** START Records for the task **

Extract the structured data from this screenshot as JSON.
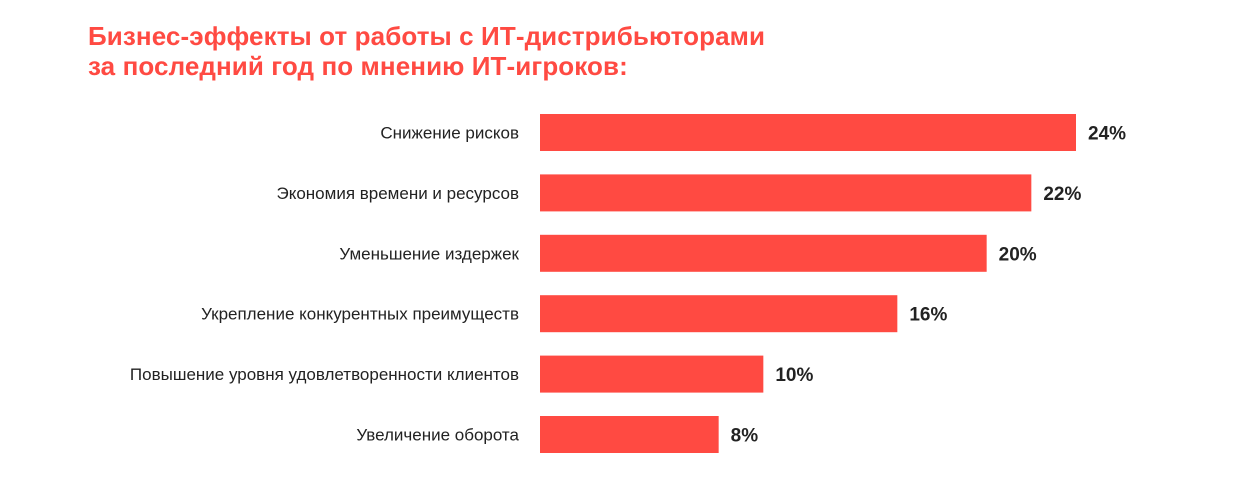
{
  "chart_data": {
    "type": "bar",
    "orientation": "horizontal",
    "title_lines": [
      "Бизнес-эффекты от работы с ИТ-дистрибьюторами",
      "за последний год по мнению ИТ-игроков:"
    ],
    "categories": [
      "Снижение рисков",
      "Экономия времени и ресурсов",
      "Уменьшение издержек",
      "Укрепление конкурентных преимуществ",
      "Повышение уровня удовлетворенности клиентов",
      "Увеличение оборота"
    ],
    "values": [
      24,
      22,
      20,
      16,
      10,
      8
    ],
    "value_labels": [
      "24%",
      "22%",
      "20%",
      "16%",
      "10%",
      "8%"
    ],
    "unit": "%",
    "xlim": [
      0,
      24
    ],
    "grid": false,
    "legend": "none",
    "colors": {
      "bar": "#ff4a42",
      "title": "#ff4a42",
      "text": "#222222"
    }
  }
}
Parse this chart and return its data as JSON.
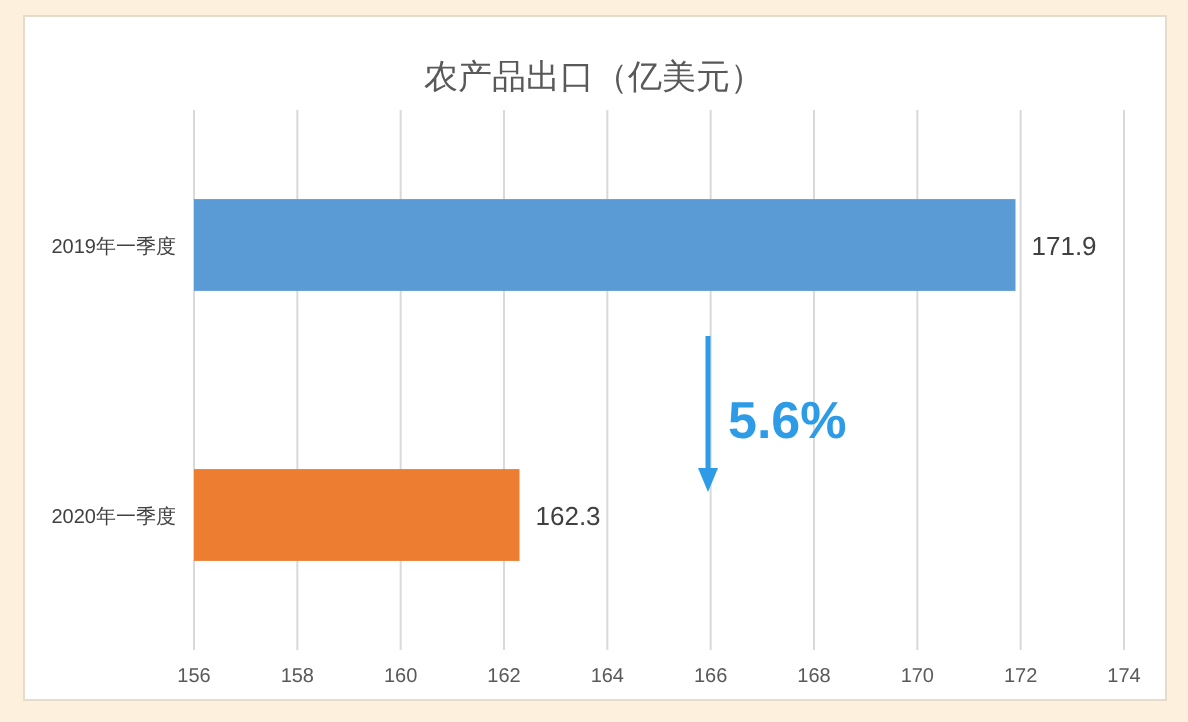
{
  "chart_data": {
    "type": "bar",
    "orientation": "horizontal",
    "title": "农产品出口（亿美元）",
    "categories": [
      "2019年一季度",
      "2020年一季度"
    ],
    "values": [
      171.9,
      162.3
    ],
    "colors": [
      "#5b9bd5",
      "#ed7d31"
    ],
    "xlim": [
      156,
      174
    ],
    "xticks": [
      156,
      158,
      160,
      162,
      164,
      166,
      168,
      170,
      172,
      174
    ],
    "grid": "x",
    "data_labels": true,
    "annotations": [
      "5.6%"
    ]
  }
}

** END Records for the task **

Exercise instructions — Using the material above, gather every line that includes "this".

Exercise output —
Extract the structured data from this screenshot as JSON.
Parse this chart and return its data as JSON.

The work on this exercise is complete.